AIM OF THE TASK ::
Write out exactly the lines from the one containing "Transcribe the text in this document." through the last line of the records below, both included, and leave out any pictures.

[Begin]

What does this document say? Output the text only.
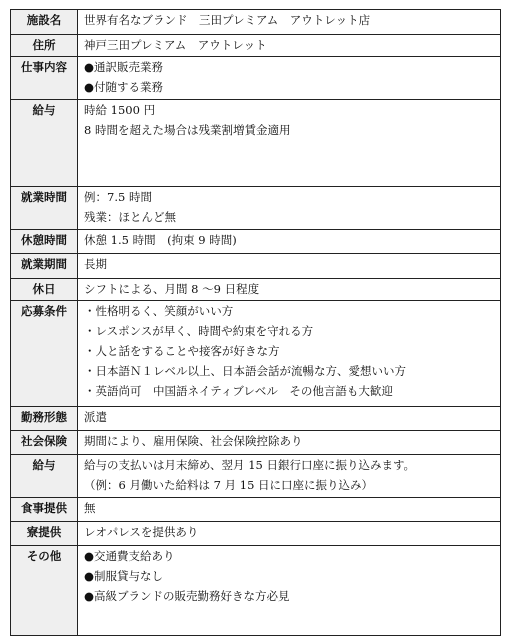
施設名	世界有名なブランド　三田プレミアム　アウトレット店

住所	神戸三田プレミアム　アウトレット

仕事内容	●通訳販売業務
●付随する業務

給与	時給 1500 円
8 時間を超えた場合は残業割増賃金適用

就業時間	例：7.5 時間
残業：ほとんど無

休憩時間	休憩 1.5 時間　(拘束 9 時間)

就業期間	長期

休日	シフトによる、月間 8 〜9 日程度

応募条件	・性格明るく、笑顔がいい方
・レスポンスが早く、時間や約束を守れる方
・人と話をすることや接客が好きな方
・日本語Ｎ１レベル以上、日本語会話が流暢な方、愛想いい方
・英語尚可　中国語ネイティブレベル　その他言語も大歓迎

勤務形態	派遣

社会保険	期間により、雇用保険、社会保険控除あり

給与	給与の支払いは月末締め、翌月 15 日銀行口座に振り込みます。
（例：6 月働いた給料は 7 月 15 日に口座に振り込み）

食事提供	無

寮提供	レオパレスを提供あり

その他	●交通費支給あり
●制服貸与なし
●高級ブランドの販売勤務好きな方必見
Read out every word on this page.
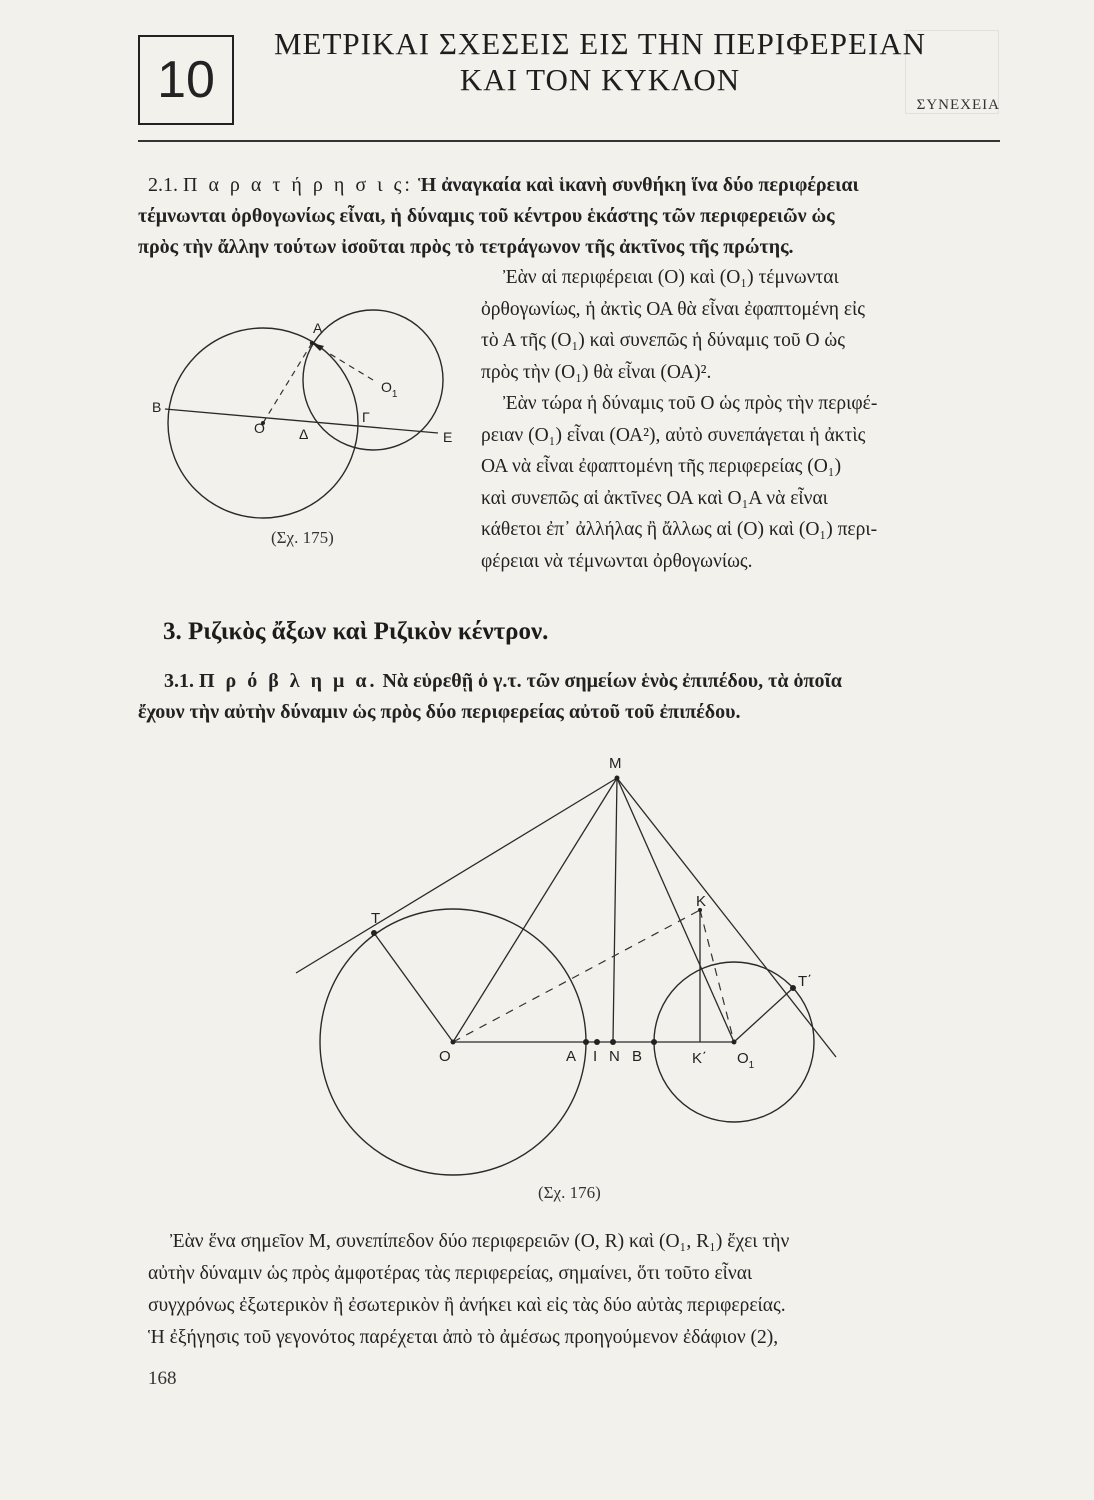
10
ΜΕΤΡΙΚΑΙ ΣΧΕΣΕΙΣ ΕΙΣ ΤΗΝ ΠΕΡΙΦΕΡΕΙΑΝ
ΚΑΙ ΤΟΝ ΚΥΚΛΟΝ
ΣΥΝΕΧΕΙΑ
2.1. Π α ρ α τ ή ρ η σ ι ς: Ἡ ἀναγκαία καὶ ἱκανὴ συνθήκη ἵνα δύο περιφέρειαι
τέμνωνται ὀρθογωνίως εἶναι, ἡ δύναμις τοῦ κέντρου ἑκάστης τῶν περιφερειῶν ὡς
πρὸς τὴν ἄλλην τούτων ἰσοῦται πρὸς τὸ τετράγωνον τῆς ἀκτῖνος τῆς πρώτης.
A
B
O
$O_1$
Γ
Δ	E
(Σχ. 175)
Ἐὰν αἱ περιφέρειαι (Ο) καὶ (Ο₁) τέμνωνται
ὀρθογωνίως, ἡ ἀκτὶς ΟΑ θὰ εἶναι ἐφαπτομένη εἰς
τὸ Α τῆς (Ο₁) καὶ συνεπῶς ἡ δύναμις τοῦ Ο ὡς
πρὸς τὴν (Ο₁) θὰ εἶναι (ΟΑ)².
Ἐὰν τώρα ἡ δύναμις τοῦ Ο ὡς πρὸς τὴν περιφέ-
ρειαν (Ο₁) εἶναι (ΟΑ²), αὐτὸ συνεπάγεται ἡ ἀκτὶς
ΟΑ νὰ εἶναι ἐφαπτομένη τῆς περιφερείας (Ο₁)
καὶ συνεπῶς αἱ ἀκτῖνες ΟΑ καὶ Ο₁Α νὰ εἶναι
κάθετοι ἐπ᾽ ἀλλήλας ἢ ἄλλως αἱ (Ο) καὶ (Ο₁) περι-
φέρειαι νὰ τέμνωνται ὀρθογωνίως.
3. Ριζικὸς ἄξων καὶ Ριζικὸν κέντρον.
3.1. Π ρ ό β λ η μ α. Νὰ εὑρεθῇ ὁ γ.τ. τῶν σημείων ἑνὸς ἐπιπέδου, τὰ ὁποῖα
ἔχουν τὴν αὐτὴν δύναμιν ὡς πρὸς δύο περιφερείας αὐτοῦ τοῦ ἐπιπέδου.
M
T
T΄
K
O	A I N B	K΄ $O_1$
(Σχ. 176)
Ἐὰν ἕνα σημεῖον Μ, συνεπίπεδον δύο περιφερειῶν (Ο, R) καὶ (Ο₁, R₁) ἔχει τὴν
αὐτὴν δύναμιν ὡς πρὸς ἀμφοτέρας τὰς περιφερείας, σημαίνει, ὅτι τοῦτο εἶναι
συγχρόνως ἐξωτερικὸν ἢ ἐσωτερικὸν ἢ ἀνήκει καὶ εἰς τὰς δύο αὐτὰς περιφερείας.
Ἡ ἐξήγησις τοῦ γεγονότος παρέχεται ἀπὸ τὸ ἀμέσως προηγούμενον ἐδάφιον (2),
168
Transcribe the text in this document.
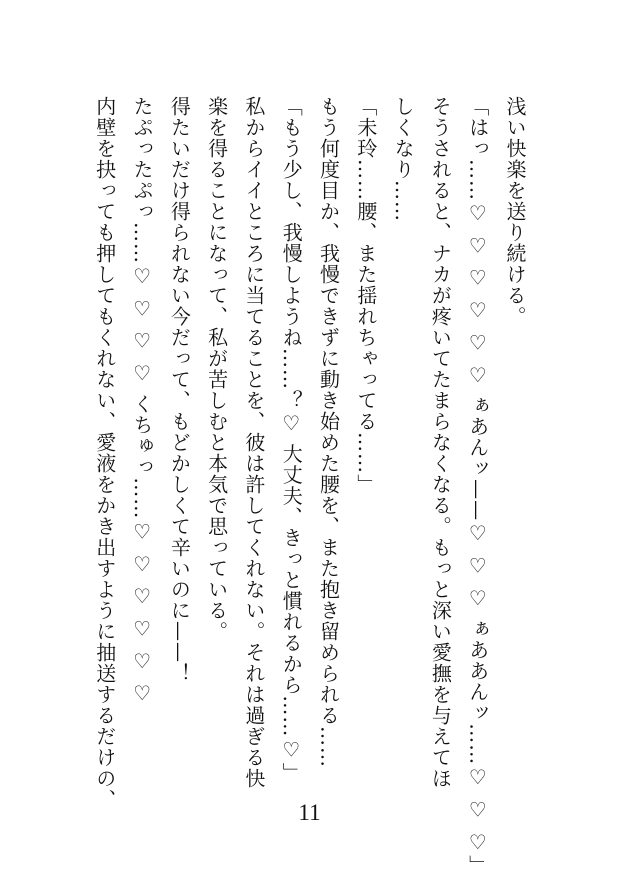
浅い快楽を送り続ける。

「はっ……♡ ♡ ♡ ♡ ♡ ♡ ぁあんッ——♡ ♡ ♡ ぁああんッ……♡ ♡ ♡」

そうされると、ナカが疼いてたまらなくなる。もっと深い愛撫を与えてほ

しくなり……

「未玲……腰、また揺れちゃってる……」

もう何度目か、我慢できずに動き始めた腰を、また抱き留められる……

「もう少し、我慢しようね……？♡ 大丈夫、きっと慣れるから……♡」

私からイイところに当てることを、彼は許してくれない。それは過ぎる快

楽を得ることになって、私が苦しむと本気で思っている。

得たいだけ得られない今だって、もどかしくて辛いのに——！

たぷったぷっ……♡ ♡ ♡ ♡ くちゅっ……♡ ♡ ♡ ♡ ♡ ♡

内壁を抉っても押してもくれない、愛液をかき出すように抽送するだけの、

11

[End]

SOLUTION FOR THIS EXERCISE ::
Transcribe the text in this document.
浅い快楽を送り続ける。

「はっ……♡ ♡ ♡ ♡ ♡ ♡ ぁあんッ——♡ ♡ ♡ ぁああんッ……♡ ♡ ♡」

そうされると、ナカが疼いてたまらなくなる。もっと深い愛撫を与えてほ

しくなり……

「未玲……腰、また揺れちゃってる……」

もう何度目か、我慢できずに動き始めた腰を、また抱き留められる……

「もう少し、我慢しようね……？♡ 大丈夫、きっと慣れるから……♡」

私からイイところに当てることを、彼は許してくれない。それは過ぎる快

楽を得ることになって、私が苦しむと本気で思っている。

得たいだけ得られない今だって、もどかしくて辛いのに——！

たぷったぷっ……♡ ♡ ♡ ♡ くちゅっ……♡ ♡ ♡ ♡ ♡ ♡

内壁を抉っても押してもくれない、愛液をかき出すように抽送するだけの、

11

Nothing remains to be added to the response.